[BEGIN DATASET ROWS]

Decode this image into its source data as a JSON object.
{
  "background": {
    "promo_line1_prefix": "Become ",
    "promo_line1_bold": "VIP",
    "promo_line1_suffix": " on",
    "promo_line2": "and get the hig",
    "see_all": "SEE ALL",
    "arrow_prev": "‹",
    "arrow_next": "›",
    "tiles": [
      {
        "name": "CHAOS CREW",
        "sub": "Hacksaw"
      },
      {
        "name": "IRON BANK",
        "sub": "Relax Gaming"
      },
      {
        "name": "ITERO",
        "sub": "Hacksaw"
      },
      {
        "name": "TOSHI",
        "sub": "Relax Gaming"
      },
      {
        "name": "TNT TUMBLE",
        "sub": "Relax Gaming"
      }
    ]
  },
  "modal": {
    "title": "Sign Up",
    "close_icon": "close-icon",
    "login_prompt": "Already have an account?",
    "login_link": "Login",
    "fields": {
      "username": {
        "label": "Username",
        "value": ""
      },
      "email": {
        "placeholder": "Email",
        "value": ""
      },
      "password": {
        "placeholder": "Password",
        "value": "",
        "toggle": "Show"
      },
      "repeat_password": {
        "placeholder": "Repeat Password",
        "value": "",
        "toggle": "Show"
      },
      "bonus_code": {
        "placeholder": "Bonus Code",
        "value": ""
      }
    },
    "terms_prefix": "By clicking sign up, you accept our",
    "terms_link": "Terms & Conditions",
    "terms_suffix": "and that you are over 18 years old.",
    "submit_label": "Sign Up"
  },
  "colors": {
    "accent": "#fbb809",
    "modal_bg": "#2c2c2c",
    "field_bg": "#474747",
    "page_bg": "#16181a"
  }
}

[END DATASET ROWS]

Extract the data in full. Keep it word for word.

Decode this image into its source data as a JSON object.
{
  "background": {
    "promo_line1_prefix": "Become ",
    "promo_line1_bold": "VIP",
    "promo_line1_suffix": " on",
    "promo_line2": "and get the hig",
    "see_all": "SEE ALL",
    "arrow_prev": "‹",
    "arrow_next": "›",
    "tiles": [
      {
        "name": "CHAOS CREW",
        "sub": "Hacksaw"
      },
      {
        "name": "IRON BANK",
        "sub": "Relax Gaming"
      },
      {
        "name": "ITERO",
        "sub": "Hacksaw"
      },
      {
        "name": "TOSHI",
        "sub": "Relax Gaming"
      },
      {
        "name": "TNT TUMBLE",
        "sub": "Relax Gaming"
      }
    ]
  },
  "modal": {
    "title": "Sign Up",
    "close_icon": "close-icon",
    "login_prompt": "Already have an account?",
    "login_link": "Login",
    "fields": {
      "username": {
        "label": "Username",
        "value": ""
      },
      "email": {
        "placeholder": "Email",
        "value": ""
      },
      "password": {
        "placeholder": "Password",
        "value": "",
        "toggle": "Show"
      },
      "repeat_password": {
        "placeholder": "Repeat Password",
        "value": "",
        "toggle": "Show"
      },
      "bonus_code": {
        "placeholder": "Bonus Code",
        "value": ""
      }
    },
    "terms_prefix": "By clicking sign up, you accept our",
    "terms_link": "Terms & Conditions",
    "terms_suffix": "and that you are over 18 years old.",
    "submit_label": "Sign Up"
  },
  "colors": {
    "accent": "#fbb809",
    "modal_bg": "#2c2c2c",
    "field_bg": "#474747",
    "page_bg": "#16181a"
  }
}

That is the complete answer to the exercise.